*** SUPPLIED DATA ***
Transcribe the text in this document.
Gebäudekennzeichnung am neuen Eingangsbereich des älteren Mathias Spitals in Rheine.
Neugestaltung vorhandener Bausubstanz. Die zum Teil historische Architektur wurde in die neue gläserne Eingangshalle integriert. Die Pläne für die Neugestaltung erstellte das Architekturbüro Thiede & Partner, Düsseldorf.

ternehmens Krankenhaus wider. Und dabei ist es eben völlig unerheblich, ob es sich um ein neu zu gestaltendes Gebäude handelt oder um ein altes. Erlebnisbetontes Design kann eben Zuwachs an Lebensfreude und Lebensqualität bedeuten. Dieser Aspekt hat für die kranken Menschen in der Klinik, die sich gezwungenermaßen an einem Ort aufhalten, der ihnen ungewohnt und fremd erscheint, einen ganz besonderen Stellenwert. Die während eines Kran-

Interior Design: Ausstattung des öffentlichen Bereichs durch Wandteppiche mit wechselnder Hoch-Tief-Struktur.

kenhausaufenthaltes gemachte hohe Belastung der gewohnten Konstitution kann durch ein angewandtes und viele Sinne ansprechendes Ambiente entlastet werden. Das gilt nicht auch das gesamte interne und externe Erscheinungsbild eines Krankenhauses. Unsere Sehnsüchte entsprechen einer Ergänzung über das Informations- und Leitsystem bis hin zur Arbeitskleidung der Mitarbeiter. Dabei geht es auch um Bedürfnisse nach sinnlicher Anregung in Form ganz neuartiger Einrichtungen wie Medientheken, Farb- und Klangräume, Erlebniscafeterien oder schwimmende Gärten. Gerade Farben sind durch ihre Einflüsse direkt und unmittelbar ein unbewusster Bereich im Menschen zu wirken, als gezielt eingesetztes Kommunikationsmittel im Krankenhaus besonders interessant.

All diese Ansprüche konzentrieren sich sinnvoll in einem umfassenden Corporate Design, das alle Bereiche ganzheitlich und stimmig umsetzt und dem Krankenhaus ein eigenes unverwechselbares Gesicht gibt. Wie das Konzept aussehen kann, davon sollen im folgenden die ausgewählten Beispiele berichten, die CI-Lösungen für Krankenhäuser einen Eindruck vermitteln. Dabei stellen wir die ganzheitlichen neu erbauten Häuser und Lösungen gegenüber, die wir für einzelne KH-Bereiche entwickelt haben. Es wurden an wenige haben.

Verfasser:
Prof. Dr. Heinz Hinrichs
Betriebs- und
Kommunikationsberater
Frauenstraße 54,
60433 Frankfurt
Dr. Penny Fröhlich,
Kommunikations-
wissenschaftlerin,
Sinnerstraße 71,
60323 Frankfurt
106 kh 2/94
*** End of SUPPLIED DATA ***
__TASK OBJECTIVE__: Copy all lines of the preceding data that hold the word "sich".

__TASK OUTPUT__:
ternehmens Krankenhaus wider. Und dabei ist es eben völlig unerheblich, ob es sich um ein neu zu gestaltendes Gebäude handelt oder um ein altes. Erlebnisbetontes Design kann eben Zuwachs an Lebensfreude und Lebensqualität bedeuten. Dieser Aspekt hat für die kranken Menschen in der Klinik, die sich gezwungenermaßen an einem Ort aufhalten, der ihnen ungewohnt und fremd erscheint, einen ganz besonderen Stellenwert. Die während eines Kran-
All diese Ansprüche konzentrieren sich sinnvoll in einem umfassenden Corporate Design, das alle Bereiche ganzheitlich und stimmig umsetzt und dem Krankenhaus ein eigenes unverwechselbares Gesicht gibt. Wie das Konzept aussehen kann, davon sollen im folgenden die ausgewählten Beispiele berichten, die CI-Lösungen für Krankenhäuser einen Eindruck vermitteln. Dabei stellen wir die ganzheitlichen neu erbauten Häuser und Lösungen gegenüber, die wir für einzelne KH-Bereiche entwickelt haben. Es wurden an wenige haben.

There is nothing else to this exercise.